**EXERCISE DATA**.
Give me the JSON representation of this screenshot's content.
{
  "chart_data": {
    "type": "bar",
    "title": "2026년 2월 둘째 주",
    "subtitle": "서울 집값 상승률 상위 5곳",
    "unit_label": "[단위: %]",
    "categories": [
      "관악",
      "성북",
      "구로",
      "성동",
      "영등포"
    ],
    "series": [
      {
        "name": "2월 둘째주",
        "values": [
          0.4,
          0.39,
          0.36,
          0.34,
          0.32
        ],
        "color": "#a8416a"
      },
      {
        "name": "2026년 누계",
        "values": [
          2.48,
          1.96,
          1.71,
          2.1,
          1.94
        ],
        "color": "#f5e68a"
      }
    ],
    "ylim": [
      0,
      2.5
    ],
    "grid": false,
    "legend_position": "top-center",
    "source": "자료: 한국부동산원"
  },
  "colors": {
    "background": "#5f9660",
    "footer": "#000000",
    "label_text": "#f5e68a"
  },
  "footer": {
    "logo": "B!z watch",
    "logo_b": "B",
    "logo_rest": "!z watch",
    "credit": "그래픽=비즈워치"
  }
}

**THE EXERCISE**. Retype the entries exactly, including every line.

**OUTPUT**.
Give me the JSON representation of this screenshot's content.
{
  "chart_data": {
    "type": "bar",
    "title": "2026년 2월 둘째 주",
    "subtitle": "서울 집값 상승률 상위 5곳",
    "unit_label": "[단위: %]",
    "categories": [
      "관악",
      "성북",
      "구로",
      "성동",
      "영등포"
    ],
    "series": [
      {
        "name": "2월 둘째주",
        "values": [
          0.4,
          0.39,
          0.36,
          0.34,
          0.32
        ],
        "color": "#a8416a"
      },
      {
        "name": "2026년 누계",
        "values": [
          2.48,
          1.96,
          1.71,
          2.1,
          1.94
        ],
        "color": "#f5e68a"
      }
    ],
    "ylim": [
      0,
      2.5
    ],
    "grid": false,
    "legend_position": "top-center",
    "source": "자료: 한국부동산원"
  },
  "colors": {
    "background": "#5f9660",
    "footer": "#000000",
    "label_text": "#f5e68a"
  },
  "footer": {
    "logo": "B!z watch",
    "logo_b": "B",
    "logo_rest": "!z watch",
    "credit": "그래픽=비즈워치"
  }
}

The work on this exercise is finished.